EXERCISE DETAILS »
Search the entries below. Return every line that has "figure" in it.

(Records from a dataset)
▼
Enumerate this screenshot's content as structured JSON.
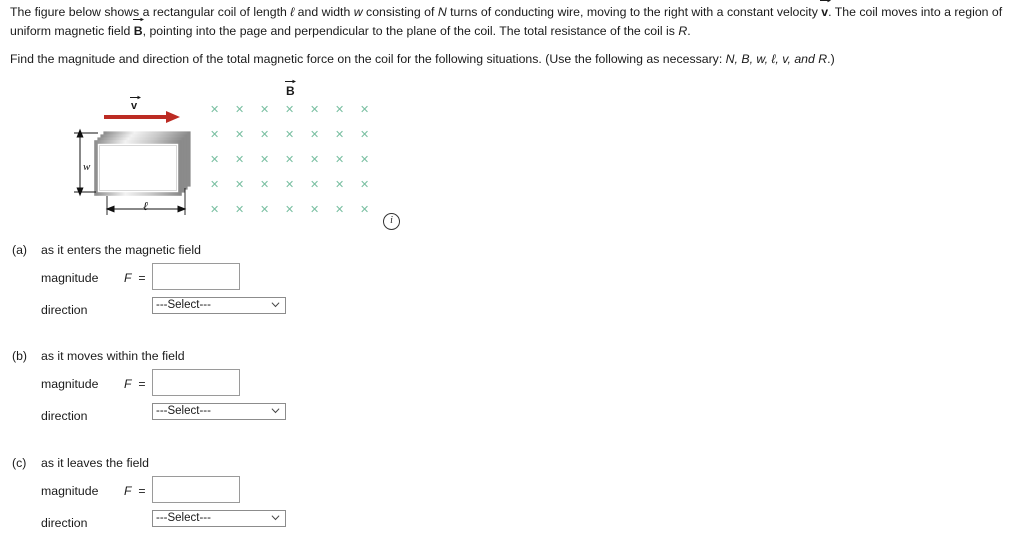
{
  "problem": {
    "paragraph1_part1": "The figure below shows a rectangular coil of length ",
    "symbol_l": "ℓ",
    "paragraph1_part2": " and width ",
    "symbol_w": "w",
    "paragraph1_part3": " consisting of ",
    "symbol_N": "N",
    "paragraph1_part4": " turns of conducting wire, moving to the right with a constant velocity ",
    "symbol_v_vec": "v",
    "paragraph1_part5": ". The coil moves into a region of uniform magnetic field ",
    "symbol_B_vec": "B",
    "paragraph1_part6": ", pointing into the page and perpendicular to the plane of the coil. The total resistance of the coil is ",
    "symbol_R": "R",
    "paragraph1_part7": ".",
    "paragraph2_part1": "Find the magnitude and direction of the total magnetic force on the coil for the following situations. (Use the following as necessary: ",
    "paragraph2_vars": "N, B, w, ℓ, v, and R",
    "paragraph2_part2": ".)"
  },
  "figure": {
    "b_field_label": "B",
    "velocity_label": "v",
    "width_label": "w",
    "length_label": "ℓ",
    "info_icon_label": "i",
    "field_marker": "✕",
    "field_marker_color": "#79bfa1",
    "velocity_arrow_color": "#bc2b23",
    "field_grid": {
      "columns": 7,
      "rows": 5,
      "col_spacing": 25,
      "row_spacing": 25
    },
    "coil_turns_drawn": 4
  },
  "parts": [
    {
      "letter": "(a)",
      "title": "as it enters the magnetic field",
      "magnitude_label": "magnitude",
      "f_equals": "F  =",
      "magnitude_value": "",
      "direction_label": "direction",
      "direction_selected": "---Select---",
      "direction_options": [
        "---Select---"
      ]
    },
    {
      "letter": "(b)",
      "title": "as it moves within the field",
      "magnitude_label": "magnitude",
      "f_equals": "F  =",
      "magnitude_value": "",
      "direction_label": "direction",
      "direction_selected": "---Select---",
      "direction_options": [
        "---Select---"
      ]
    },
    {
      "letter": "(c)",
      "title": "as it leaves the field",
      "magnitude_label": "magnitude",
      "f_equals": "F  =",
      "magnitude_value": "",
      "direction_label": "direction",
      "direction_selected": "---Select---",
      "direction_options": [
        "---Select---"
      ]
    }
  ]
}
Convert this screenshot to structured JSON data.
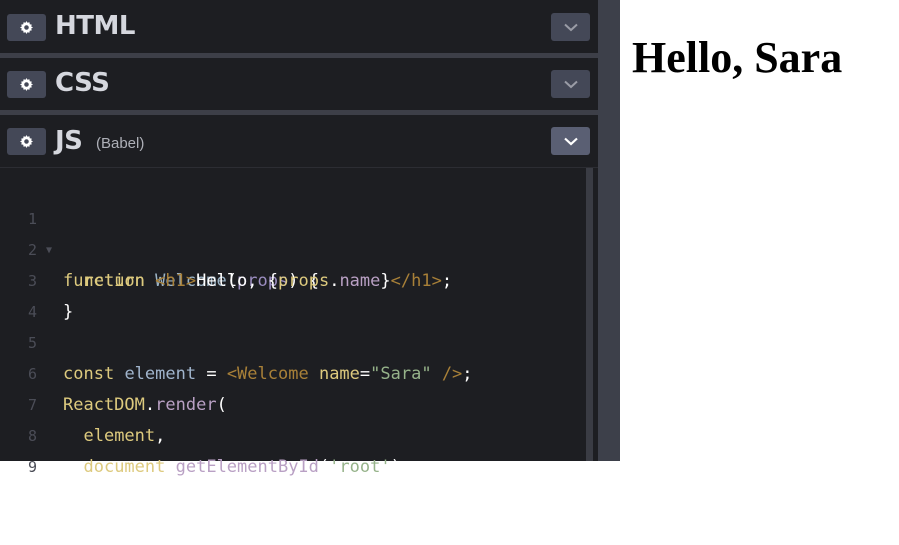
{
  "panels": {
    "html": {
      "title": "HTML"
    },
    "css": {
      "title": "CSS"
    },
    "js": {
      "title": "JS",
      "subtitle": "(Babel)"
    }
  },
  "code": {
    "line_numbers": [
      "1",
      "2",
      "3",
      "4",
      "5",
      "6",
      "7",
      "8",
      "9"
    ],
    "l1": {
      "kw": "function",
      "fn": "Welcome",
      "p1": "(",
      "arg": "props",
      "p2": ") {"
    },
    "l2": {
      "kw": "return",
      "t1": "<h1>",
      "txt": "Hello, {",
      "obj": "props",
      "dot": ".",
      "prop": "name",
      "close": "}",
      "t2": "</h1>",
      "semi": ";"
    },
    "l3": {
      "text": "}"
    },
    "l5": {
      "kw": "const",
      "var": "element",
      "eq": " = ",
      "t1": "<Welcome",
      "attr": "name",
      "eqs": "=",
      "str": "\"Sara\"",
      "t2": " />",
      "semi": ";"
    },
    "l6": {
      "obj": "ReactDOM",
      "dot": ".",
      "fn": "render",
      "p": "("
    },
    "l7": {
      "var": "element",
      "comma": ","
    },
    "l8": {
      "obj": "document",
      "dot": ".",
      "fn": "getElementById",
      "p1": "(",
      "str": "'root'",
      "p2": ")"
    },
    "l9": {
      "text": ");"
    }
  },
  "preview": {
    "heading": "Hello, Sara"
  },
  "icons": {
    "settings": "gear-icon",
    "collapse": "chevron-down-icon"
  },
  "colors": {
    "editor_bg": "#1d1e22",
    "button_bg": "#444857",
    "keyword": "#ddca7e",
    "string": "#96b38a"
  }
}
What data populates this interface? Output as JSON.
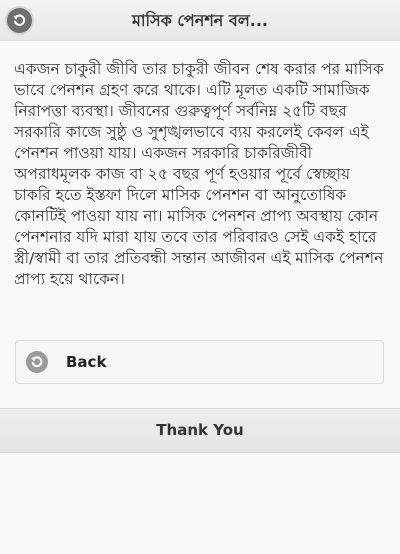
{
  "header": {
    "title": "মাসিক পেনশন বল...",
    "back_icon": "back-arrow-icon"
  },
  "content": {
    "text": "একজন চাকুরী জীবি তার চাকুরী জীবন শেষ করার পর মাসিক ভাবে পেনশন গ্রহণ করে থাকে। এটি মূলত একটি সামাজিক নিরাপত্তা ব্যবস্থা। জীবনের গুরুত্বপূর্ণ সর্বনিম্ন ২৫টি বছর সরকারি কাজে সুষ্ঠু ও সুশৃঙ্খলভাবে ব্যয় করলেই কেবল এই পেনশন পাওয়া যায়। একজন সরকারি চাকরিজীবী অপরাধমূলক কাজ বা ২৫ বছর পূর্ণ হওয়ার পূর্বে স্বেচ্ছায় চাকরি হতে ইস্তফা দিলে মাসিক পেনশন বা আনুতোষিক কোনটিই পাওয়া যায় না। মাসিক পেনশন প্রাপ্য অবস্থায় কোন পেনশনার যদি মারা যায় তবে তার পরিবারও সেই একই হারে স্ত্রী/স্বামী বা তার প্রতিবন্ধী সন্তান আজীবন এই মাসিক পেনশন প্রাপ্য হয়ে থাকেন।"
  },
  "back_button": {
    "label": "Back",
    "icon": "back-arrow-icon"
  },
  "footer": {
    "text": "Thank You"
  },
  "colors": {
    "header_bg": "#ececec",
    "page_bg": "#f9f9f9",
    "icon_dark": "#6f6f6f",
    "icon_light": "#9a9a9a"
  }
}
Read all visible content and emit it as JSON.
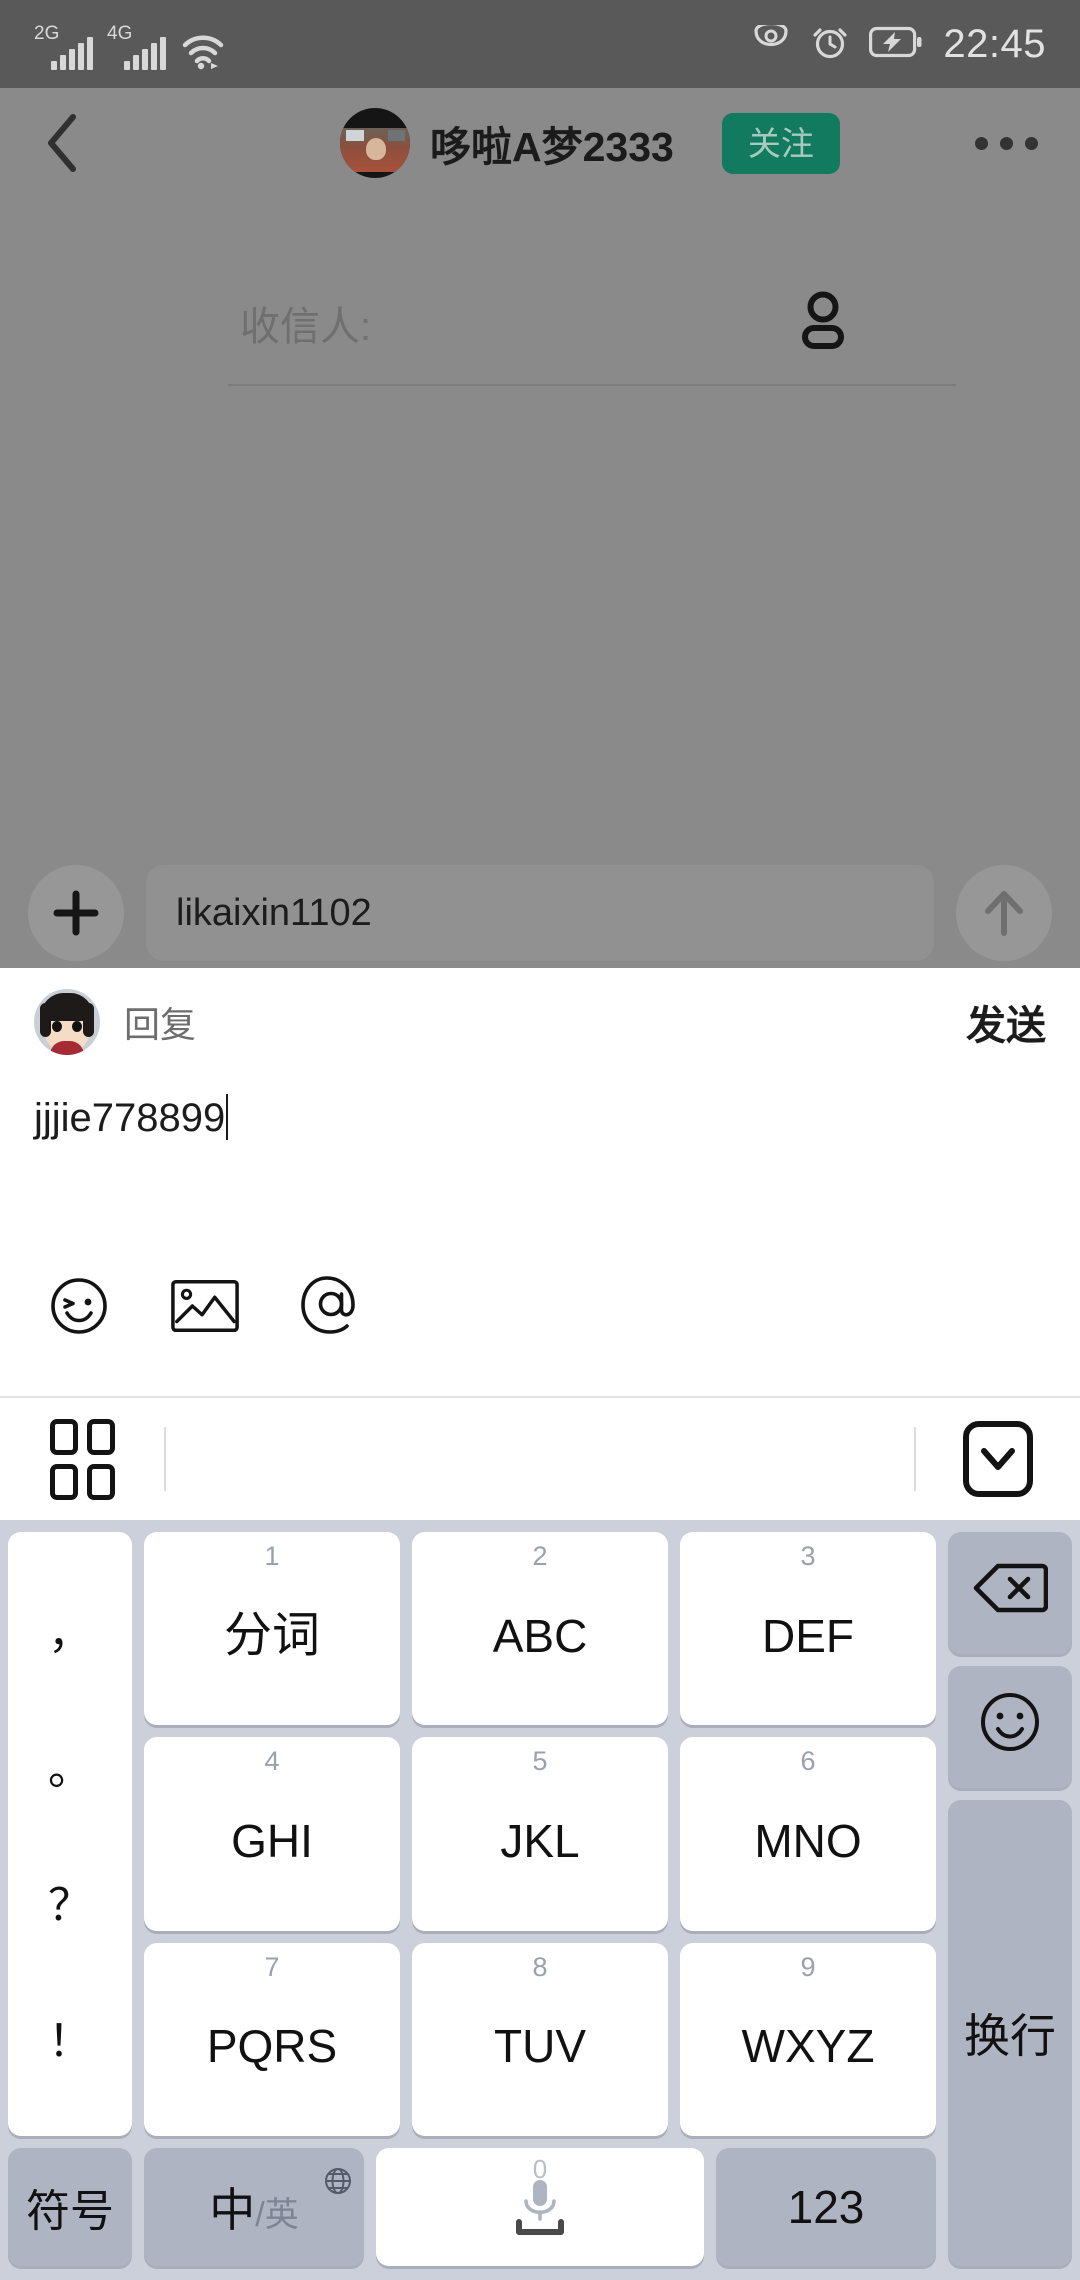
{
  "status_bar": {
    "network_1": "2G",
    "network_2": "4G",
    "wifi_icon": "wifi-icon",
    "eye_icon": "eye-icon",
    "alarm_icon": "alarm-clock-icon",
    "battery_icon": "battery-charging-icon",
    "time": "22:45"
  },
  "background_page": {
    "back_icon": "back-chevron-icon",
    "avatar": "user-avatar",
    "title": "哆啦A梦2333",
    "follow_label": "关注",
    "more_icon": "more-options-icon",
    "recipient_label": "收信人:",
    "recipient_person_icon": "person-icon",
    "composer": {
      "plus_icon": "plus-icon",
      "input_value": "likaixin1102",
      "send_icon": "arrow-up-icon"
    }
  },
  "reply_sheet": {
    "avatar": "reply-user-avatar",
    "label": "回复",
    "send_label": "发送",
    "input_value": "jjjie778899",
    "tools": [
      {
        "name": "emoji-icon",
        "label": "emoji"
      },
      {
        "name": "image-icon",
        "label": "image"
      },
      {
        "name": "mention-icon",
        "label": "@"
      }
    ]
  },
  "keyboard_toolbar": {
    "grid_icon": "grid-menu-icon",
    "hide_icon": "hide-keyboard-icon"
  },
  "keyboard": {
    "punct_key": {
      "name": "punctuation-key",
      "chars": [
        "，",
        "。",
        "？",
        "！"
      ]
    },
    "rows": [
      [
        {
          "num": "1",
          "label": "分词",
          "style": "white",
          "cn": true
        },
        {
          "num": "2",
          "label": "ABC",
          "style": "white",
          "cn": false
        },
        {
          "num": "3",
          "label": "DEF",
          "style": "white",
          "cn": false
        }
      ],
      [
        {
          "num": "4",
          "label": "GHI",
          "style": "white",
          "cn": false
        },
        {
          "num": "5",
          "label": "JKL",
          "style": "white",
          "cn": false
        },
        {
          "num": "6",
          "label": "MNO",
          "style": "white",
          "cn": false
        }
      ],
      [
        {
          "num": "7",
          "label": "PQRS",
          "style": "white",
          "cn": false
        },
        {
          "num": "8",
          "label": "TUV",
          "style": "white",
          "cn": false
        },
        {
          "num": "9",
          "label": "WXYZ",
          "style": "white",
          "cn": false
        }
      ]
    ],
    "right_column": {
      "backspace_icon": "backspace-icon",
      "emoji_icon": "emoji-key-icon",
      "newline_label": "换行"
    },
    "bottom_row": {
      "symbol_label": "符号",
      "lang_cn": "中",
      "lang_en": "/英",
      "globe_icon": "globe-icon",
      "space_num": "0",
      "space_mic_icon": "microphone-icon",
      "numbers_label": "123"
    }
  },
  "colors": {
    "status_bar_bg": "#595959",
    "dim_overlay": "#8a8a8a",
    "follow_green": "#127a5f",
    "keyboard_bg": "#ccd0da",
    "key_gray": "#aeb4c2",
    "key_white": "#ffffff"
  }
}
▲
RIGHT ANSWER »
    "paragraph1_part1": "The figure below shows a rectangular coil of length ",
  "figure": {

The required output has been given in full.